- TASK: Copy each line with the word "graph" in it.
>> Begin THE DATA
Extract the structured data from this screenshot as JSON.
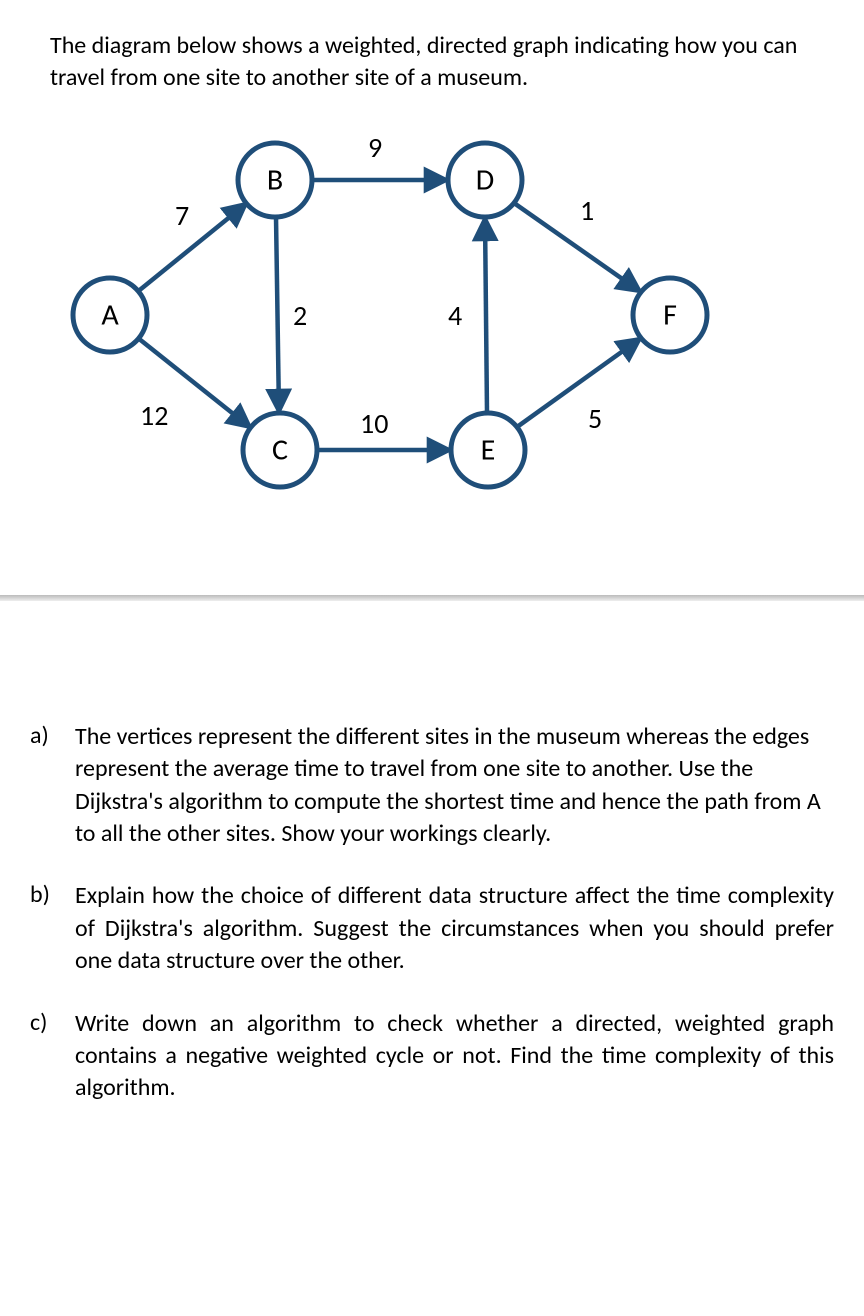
{
  "intro": "The diagram below shows a weighted, directed graph indicating how you can travel from one site to another site of a museum.",
  "chart_data": {
    "type": "graph",
    "directed": true,
    "weighted": true,
    "nodes": [
      "A",
      "B",
      "C",
      "D",
      "E",
      "F"
    ],
    "edges": [
      {
        "from": "A",
        "to": "B",
        "weight": 7
      },
      {
        "from": "A",
        "to": "C",
        "weight": 12
      },
      {
        "from": "B",
        "to": "C",
        "weight": 2
      },
      {
        "from": "B",
        "to": "D",
        "weight": 9
      },
      {
        "from": "C",
        "to": "E",
        "weight": 10
      },
      {
        "from": "E",
        "to": "D",
        "weight": 4
      },
      {
        "from": "D",
        "to": "F",
        "weight": 1
      },
      {
        "from": "E",
        "to": "F",
        "weight": 5
      }
    ]
  },
  "questions": {
    "a": {
      "label": "a)",
      "text": "The vertices represent the different sites in the museum whereas the edges represent the average time to travel from one site to another. Use the Dijkstra's algorithm to compute the shortest time and hence the path from A to all the other sites. Show your workings clearly."
    },
    "b": {
      "label": "b)",
      "text": "Explain how the choice of different data structure affect the time complexity of Dijkstra's algorithm. Suggest the circumstances when you should prefer one data structure over the other."
    },
    "c": {
      "label": "c)",
      "text": "Write down an algorithm to check whether a directed, weighted graph contains a negative weighted cycle or not. Find the time complexity of this algorithm."
    }
  }
}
>> End THE DATA
- EXERCISE RESULT:
  "intro": "The diagram below shows a weighted, directed graph indicating how you can travel from one site to another site of a museum.",
    "type": "graph",
      "text": "Write down an algorithm to check whether a directed, weighted graph contains a negative weighted cycle or not. Find the time complexity of this algorithm."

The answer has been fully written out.